--- Stored rows ---
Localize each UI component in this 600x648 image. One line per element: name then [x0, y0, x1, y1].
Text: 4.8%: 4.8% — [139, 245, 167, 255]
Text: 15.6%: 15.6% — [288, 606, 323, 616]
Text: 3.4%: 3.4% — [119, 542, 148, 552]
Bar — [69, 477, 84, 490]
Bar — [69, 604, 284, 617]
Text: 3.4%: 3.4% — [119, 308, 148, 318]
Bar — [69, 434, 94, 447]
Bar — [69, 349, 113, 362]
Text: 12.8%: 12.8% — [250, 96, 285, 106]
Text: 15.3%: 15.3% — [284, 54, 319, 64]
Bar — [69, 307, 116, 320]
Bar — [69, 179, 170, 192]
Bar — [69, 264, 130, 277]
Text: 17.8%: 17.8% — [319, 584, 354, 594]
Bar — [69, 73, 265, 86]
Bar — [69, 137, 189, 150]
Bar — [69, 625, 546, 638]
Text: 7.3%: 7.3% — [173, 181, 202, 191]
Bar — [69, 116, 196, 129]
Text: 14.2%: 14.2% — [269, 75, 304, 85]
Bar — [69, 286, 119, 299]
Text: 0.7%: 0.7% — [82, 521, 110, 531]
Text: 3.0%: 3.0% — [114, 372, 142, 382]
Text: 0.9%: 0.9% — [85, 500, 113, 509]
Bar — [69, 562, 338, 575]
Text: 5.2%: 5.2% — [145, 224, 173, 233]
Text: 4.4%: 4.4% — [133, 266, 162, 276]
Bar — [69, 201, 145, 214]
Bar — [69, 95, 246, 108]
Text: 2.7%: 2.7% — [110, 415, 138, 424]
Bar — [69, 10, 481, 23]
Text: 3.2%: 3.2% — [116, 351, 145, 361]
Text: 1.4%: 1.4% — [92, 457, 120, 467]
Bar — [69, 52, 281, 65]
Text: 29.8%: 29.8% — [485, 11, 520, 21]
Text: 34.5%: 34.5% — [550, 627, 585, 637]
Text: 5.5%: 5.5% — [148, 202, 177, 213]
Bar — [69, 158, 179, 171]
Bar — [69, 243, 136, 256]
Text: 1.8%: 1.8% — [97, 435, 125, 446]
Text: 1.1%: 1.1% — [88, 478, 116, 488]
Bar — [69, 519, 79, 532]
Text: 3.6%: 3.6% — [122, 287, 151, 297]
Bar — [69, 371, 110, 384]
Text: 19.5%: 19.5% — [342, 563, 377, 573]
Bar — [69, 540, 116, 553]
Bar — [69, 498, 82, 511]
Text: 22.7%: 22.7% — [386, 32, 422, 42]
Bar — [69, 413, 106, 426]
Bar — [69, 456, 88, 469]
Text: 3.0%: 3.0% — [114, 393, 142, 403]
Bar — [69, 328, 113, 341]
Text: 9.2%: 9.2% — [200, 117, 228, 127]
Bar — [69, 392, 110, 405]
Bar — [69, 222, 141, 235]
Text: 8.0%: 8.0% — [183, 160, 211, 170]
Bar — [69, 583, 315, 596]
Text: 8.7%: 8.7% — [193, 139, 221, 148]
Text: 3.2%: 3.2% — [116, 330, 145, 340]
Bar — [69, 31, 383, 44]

--- Stated goal ---
Reproduce the items above, relabeling each "Bar" as "Rectangle" and leaving all other text unchanged.

--- Exercise solution ---
Localize each UI component in this 600x648 image. One line per element: name then [x0, y0, x1, y1].
Text: 4.8%: 4.8% — [139, 245, 167, 255]
Text: 15.6%: 15.6% — [288, 606, 323, 616]
Text: 3.4%: 3.4% — [119, 542, 148, 552]
Rectangle — [69, 477, 84, 490]
Rectangle — [69, 604, 284, 617]
Text: 3.4%: 3.4% — [119, 308, 148, 318]
Rectangle — [69, 434, 94, 447]
Rectangle — [69, 349, 113, 362]
Text: 12.8%: 12.8% — [250, 96, 285, 106]
Text: 15.3%: 15.3% — [284, 54, 319, 64]
Rectangle — [69, 307, 116, 320]
Rectangle — [69, 179, 170, 192]
Rectangle — [69, 264, 130, 277]
Text: 17.8%: 17.8% — [319, 584, 354, 594]
Rectangle — [69, 73, 265, 86]
Rectangle — [69, 137, 189, 150]
Rectangle — [69, 625, 546, 638]
Text: 7.3%: 7.3% — [173, 181, 202, 191]
Rectangle — [69, 116, 196, 129]
Text: 14.2%: 14.2% — [269, 75, 304, 85]
Rectangle — [69, 286, 119, 299]
Text: 0.7%: 0.7% — [82, 521, 110, 531]
Text: 3.0%: 3.0% — [114, 372, 142, 382]
Text: 0.9%: 0.9% — [85, 500, 113, 509]
Rectangle — [69, 562, 338, 575]
Text: 5.2%: 5.2% — [145, 224, 173, 233]
Text: 4.4%: 4.4% — [133, 266, 162, 276]
Rectangle — [69, 201, 145, 214]
Rectangle — [69, 95, 246, 108]
Text: 2.7%: 2.7% — [110, 415, 138, 424]
Rectangle — [69, 10, 481, 23]
Text: 3.2%: 3.2% — [116, 351, 145, 361]
Text: 1.4%: 1.4% — [92, 457, 120, 467]
Rectangle — [69, 52, 281, 65]
Text: 29.8%: 29.8% — [485, 11, 520, 21]
Text: 34.5%: 34.5% — [550, 627, 585, 637]
Text: 5.5%: 5.5% — [148, 202, 177, 213]
Rectangle — [69, 158, 179, 171]
Rectangle — [69, 243, 136, 256]
Text: 1.8%: 1.8% — [97, 435, 125, 446]
Text: 1.1%: 1.1% — [88, 478, 116, 488]
Rectangle — [69, 519, 79, 532]
Text: 3.6%: 3.6% — [122, 287, 151, 297]
Rectangle — [69, 371, 110, 384]
Text: 19.5%: 19.5% — [342, 563, 377, 573]
Rectangle — [69, 540, 116, 553]
Rectangle — [69, 498, 82, 511]
Text: 22.7%: 22.7% — [386, 32, 422, 42]
Rectangle — [69, 413, 106, 426]
Rectangle — [69, 456, 88, 469]
Text: 3.0%: 3.0% — [114, 393, 142, 403]
Rectangle — [69, 328, 113, 341]
Text: 9.2%: 9.2% — [200, 117, 228, 127]
Rectangle — [69, 392, 110, 405]
Rectangle — [69, 222, 141, 235]
Text: 8.0%: 8.0% — [183, 160, 211, 170]
Rectangle — [69, 583, 315, 596]
Text: 8.7%: 8.7% — [193, 139, 221, 148]
Text: 3.2%: 3.2% — [116, 330, 145, 340]
Rectangle — [69, 31, 383, 44]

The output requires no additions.